• Aim of the exercise:
Return each line containing the string "open".

• Figure record listings:
+ + + + + + +
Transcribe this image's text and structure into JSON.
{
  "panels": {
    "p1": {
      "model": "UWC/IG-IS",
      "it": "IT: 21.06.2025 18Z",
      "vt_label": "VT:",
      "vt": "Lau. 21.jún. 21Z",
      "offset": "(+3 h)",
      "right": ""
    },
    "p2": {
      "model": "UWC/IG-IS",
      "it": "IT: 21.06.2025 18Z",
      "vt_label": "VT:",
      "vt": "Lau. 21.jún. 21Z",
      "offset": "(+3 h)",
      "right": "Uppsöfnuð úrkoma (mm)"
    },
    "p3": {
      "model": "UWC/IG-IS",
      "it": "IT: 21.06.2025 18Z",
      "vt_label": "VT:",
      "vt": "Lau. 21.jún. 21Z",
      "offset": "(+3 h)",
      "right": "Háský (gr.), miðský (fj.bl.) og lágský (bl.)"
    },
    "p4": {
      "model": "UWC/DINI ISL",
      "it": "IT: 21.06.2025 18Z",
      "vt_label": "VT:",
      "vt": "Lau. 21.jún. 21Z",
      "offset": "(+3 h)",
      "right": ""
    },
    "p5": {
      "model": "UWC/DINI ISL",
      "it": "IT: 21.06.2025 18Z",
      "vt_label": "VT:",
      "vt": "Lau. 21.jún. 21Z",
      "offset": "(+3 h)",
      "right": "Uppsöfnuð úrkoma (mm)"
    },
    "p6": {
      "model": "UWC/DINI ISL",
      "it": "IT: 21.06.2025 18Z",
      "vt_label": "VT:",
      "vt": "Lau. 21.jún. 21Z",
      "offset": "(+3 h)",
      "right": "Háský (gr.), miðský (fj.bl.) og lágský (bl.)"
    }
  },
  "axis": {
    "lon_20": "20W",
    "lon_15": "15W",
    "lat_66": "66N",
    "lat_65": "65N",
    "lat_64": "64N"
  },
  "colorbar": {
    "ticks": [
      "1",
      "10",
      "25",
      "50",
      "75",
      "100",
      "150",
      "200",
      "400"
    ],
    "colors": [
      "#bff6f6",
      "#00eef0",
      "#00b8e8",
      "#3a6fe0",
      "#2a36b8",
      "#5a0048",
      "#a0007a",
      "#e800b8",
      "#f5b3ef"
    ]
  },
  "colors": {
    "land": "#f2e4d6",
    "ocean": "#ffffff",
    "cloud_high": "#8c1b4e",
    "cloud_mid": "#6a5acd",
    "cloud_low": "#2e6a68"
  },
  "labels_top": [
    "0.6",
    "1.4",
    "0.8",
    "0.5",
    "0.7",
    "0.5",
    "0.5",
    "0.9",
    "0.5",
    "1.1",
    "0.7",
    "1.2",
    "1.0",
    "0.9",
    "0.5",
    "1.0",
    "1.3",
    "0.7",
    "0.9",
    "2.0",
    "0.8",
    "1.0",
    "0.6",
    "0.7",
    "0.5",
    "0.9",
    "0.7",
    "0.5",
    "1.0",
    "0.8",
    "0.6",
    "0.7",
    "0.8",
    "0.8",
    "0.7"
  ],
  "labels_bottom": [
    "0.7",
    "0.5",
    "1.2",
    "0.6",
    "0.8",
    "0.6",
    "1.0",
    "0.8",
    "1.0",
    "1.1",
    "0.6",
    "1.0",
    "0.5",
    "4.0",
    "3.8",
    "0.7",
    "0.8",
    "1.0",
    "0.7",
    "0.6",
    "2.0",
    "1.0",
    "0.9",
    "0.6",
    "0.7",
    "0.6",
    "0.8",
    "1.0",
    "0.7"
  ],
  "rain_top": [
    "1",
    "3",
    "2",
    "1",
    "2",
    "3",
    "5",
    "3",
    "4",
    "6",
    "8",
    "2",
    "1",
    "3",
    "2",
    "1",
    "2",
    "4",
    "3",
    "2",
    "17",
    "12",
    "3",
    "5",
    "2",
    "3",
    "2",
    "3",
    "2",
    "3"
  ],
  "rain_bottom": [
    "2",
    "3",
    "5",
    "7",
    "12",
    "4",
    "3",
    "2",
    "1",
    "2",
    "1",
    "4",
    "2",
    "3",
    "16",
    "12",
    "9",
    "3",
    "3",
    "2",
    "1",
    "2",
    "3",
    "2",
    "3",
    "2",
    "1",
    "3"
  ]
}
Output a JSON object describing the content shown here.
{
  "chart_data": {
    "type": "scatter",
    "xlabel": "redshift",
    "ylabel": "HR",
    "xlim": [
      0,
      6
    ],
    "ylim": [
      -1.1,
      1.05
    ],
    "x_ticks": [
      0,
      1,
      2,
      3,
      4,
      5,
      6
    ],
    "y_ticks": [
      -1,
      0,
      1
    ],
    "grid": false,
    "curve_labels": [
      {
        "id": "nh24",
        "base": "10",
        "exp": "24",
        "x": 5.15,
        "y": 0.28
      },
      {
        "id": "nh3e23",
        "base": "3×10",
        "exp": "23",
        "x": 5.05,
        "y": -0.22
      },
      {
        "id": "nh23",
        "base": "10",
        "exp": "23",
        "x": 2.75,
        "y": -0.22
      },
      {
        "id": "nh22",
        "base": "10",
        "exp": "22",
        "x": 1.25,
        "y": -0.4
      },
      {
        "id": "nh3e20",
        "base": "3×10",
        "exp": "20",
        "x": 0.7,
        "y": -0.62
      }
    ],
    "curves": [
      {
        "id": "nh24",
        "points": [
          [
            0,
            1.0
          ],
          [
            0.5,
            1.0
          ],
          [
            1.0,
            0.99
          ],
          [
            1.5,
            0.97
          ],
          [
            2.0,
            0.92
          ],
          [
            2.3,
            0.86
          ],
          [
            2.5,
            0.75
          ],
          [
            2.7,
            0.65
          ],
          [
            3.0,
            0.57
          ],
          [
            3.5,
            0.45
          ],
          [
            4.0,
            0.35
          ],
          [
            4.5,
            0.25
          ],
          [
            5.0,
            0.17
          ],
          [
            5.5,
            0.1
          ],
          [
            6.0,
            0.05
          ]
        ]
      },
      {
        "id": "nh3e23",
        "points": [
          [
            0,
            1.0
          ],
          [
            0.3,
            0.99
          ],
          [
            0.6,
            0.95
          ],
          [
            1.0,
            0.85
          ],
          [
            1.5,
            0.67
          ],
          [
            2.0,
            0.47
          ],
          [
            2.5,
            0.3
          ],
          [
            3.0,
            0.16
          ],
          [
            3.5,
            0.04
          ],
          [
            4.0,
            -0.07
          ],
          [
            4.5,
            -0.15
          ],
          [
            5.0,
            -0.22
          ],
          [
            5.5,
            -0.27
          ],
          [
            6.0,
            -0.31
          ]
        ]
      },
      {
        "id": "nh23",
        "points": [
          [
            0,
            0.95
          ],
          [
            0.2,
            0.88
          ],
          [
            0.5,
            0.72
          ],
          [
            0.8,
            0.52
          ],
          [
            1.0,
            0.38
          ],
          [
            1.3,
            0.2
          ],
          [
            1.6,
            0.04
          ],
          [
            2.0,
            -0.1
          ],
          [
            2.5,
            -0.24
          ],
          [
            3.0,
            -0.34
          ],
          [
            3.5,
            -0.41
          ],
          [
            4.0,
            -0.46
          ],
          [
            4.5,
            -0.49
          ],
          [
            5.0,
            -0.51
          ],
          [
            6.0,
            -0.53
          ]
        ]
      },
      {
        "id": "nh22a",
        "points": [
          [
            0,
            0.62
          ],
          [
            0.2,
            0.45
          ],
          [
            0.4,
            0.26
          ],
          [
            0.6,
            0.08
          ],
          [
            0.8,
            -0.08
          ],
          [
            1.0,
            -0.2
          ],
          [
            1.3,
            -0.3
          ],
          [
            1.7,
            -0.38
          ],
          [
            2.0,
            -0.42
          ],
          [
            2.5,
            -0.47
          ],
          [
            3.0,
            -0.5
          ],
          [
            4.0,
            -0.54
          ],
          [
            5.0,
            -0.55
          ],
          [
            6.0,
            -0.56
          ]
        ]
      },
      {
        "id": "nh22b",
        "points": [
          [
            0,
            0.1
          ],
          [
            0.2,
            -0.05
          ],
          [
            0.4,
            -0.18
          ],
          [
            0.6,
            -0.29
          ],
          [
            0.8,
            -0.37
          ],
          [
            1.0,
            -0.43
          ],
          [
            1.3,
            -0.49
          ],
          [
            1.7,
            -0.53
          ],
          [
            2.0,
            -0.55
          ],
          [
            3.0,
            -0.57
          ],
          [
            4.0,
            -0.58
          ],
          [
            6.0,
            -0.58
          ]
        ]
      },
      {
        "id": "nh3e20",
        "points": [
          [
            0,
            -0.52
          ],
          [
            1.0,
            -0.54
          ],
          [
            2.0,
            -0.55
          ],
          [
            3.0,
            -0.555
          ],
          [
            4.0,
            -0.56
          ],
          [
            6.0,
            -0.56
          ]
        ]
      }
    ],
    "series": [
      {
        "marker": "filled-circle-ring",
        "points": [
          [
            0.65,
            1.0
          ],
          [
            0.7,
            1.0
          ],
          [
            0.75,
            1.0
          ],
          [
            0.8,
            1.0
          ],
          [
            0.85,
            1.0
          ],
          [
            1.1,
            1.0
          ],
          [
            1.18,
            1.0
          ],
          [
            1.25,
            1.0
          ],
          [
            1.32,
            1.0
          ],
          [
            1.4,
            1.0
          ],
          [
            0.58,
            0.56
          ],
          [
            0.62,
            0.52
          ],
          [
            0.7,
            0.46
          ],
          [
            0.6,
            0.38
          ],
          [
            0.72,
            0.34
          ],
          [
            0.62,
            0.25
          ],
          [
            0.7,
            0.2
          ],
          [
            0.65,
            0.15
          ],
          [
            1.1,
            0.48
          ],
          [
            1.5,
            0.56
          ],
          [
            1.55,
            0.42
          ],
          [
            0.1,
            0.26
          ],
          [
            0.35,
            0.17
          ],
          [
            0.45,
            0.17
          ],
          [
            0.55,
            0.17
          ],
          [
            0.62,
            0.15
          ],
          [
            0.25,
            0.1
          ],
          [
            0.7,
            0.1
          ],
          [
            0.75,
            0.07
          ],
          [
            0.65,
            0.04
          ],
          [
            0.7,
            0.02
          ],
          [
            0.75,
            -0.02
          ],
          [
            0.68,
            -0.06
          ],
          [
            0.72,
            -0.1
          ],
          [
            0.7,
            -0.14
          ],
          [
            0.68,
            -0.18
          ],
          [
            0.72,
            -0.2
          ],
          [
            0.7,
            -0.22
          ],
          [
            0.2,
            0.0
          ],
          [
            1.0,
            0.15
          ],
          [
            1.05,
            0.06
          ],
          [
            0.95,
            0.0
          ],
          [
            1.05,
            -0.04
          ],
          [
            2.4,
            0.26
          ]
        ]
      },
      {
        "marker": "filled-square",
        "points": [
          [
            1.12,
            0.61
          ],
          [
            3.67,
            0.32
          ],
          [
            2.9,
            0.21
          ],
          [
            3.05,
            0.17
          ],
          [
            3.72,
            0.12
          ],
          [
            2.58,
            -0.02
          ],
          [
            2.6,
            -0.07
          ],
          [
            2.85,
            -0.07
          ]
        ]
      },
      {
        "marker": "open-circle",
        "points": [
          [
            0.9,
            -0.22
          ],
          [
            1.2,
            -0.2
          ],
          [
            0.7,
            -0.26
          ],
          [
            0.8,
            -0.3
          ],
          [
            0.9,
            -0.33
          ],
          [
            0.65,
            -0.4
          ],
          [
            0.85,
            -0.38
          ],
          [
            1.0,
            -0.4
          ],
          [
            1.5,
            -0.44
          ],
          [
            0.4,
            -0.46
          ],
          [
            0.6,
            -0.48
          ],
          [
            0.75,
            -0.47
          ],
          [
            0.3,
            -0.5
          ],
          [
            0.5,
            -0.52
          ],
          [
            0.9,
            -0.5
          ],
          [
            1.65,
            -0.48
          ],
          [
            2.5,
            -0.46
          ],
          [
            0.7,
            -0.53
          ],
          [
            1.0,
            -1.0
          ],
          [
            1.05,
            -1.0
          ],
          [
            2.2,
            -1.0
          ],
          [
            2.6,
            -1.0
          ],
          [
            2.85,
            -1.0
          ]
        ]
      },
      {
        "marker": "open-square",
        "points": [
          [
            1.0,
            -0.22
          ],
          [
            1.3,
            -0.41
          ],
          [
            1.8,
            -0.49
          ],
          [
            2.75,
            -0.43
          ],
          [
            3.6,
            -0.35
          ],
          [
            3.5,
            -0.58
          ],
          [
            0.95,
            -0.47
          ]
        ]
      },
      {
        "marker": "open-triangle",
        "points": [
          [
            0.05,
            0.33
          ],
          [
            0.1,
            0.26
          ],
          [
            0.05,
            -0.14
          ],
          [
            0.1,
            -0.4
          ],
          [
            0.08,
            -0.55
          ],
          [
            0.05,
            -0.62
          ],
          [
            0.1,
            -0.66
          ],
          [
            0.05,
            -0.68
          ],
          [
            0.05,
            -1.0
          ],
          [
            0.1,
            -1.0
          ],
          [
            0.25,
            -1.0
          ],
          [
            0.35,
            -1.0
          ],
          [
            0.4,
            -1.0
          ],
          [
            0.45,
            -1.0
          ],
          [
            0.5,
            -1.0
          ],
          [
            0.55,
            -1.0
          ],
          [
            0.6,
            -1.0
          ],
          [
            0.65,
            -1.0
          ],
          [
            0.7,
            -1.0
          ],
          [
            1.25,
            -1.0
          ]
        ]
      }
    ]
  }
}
+ + + + + + +
• Solved exercise:
        "marker": "open-circle",
        "marker": "open-square",
        "marker": "open-triangle",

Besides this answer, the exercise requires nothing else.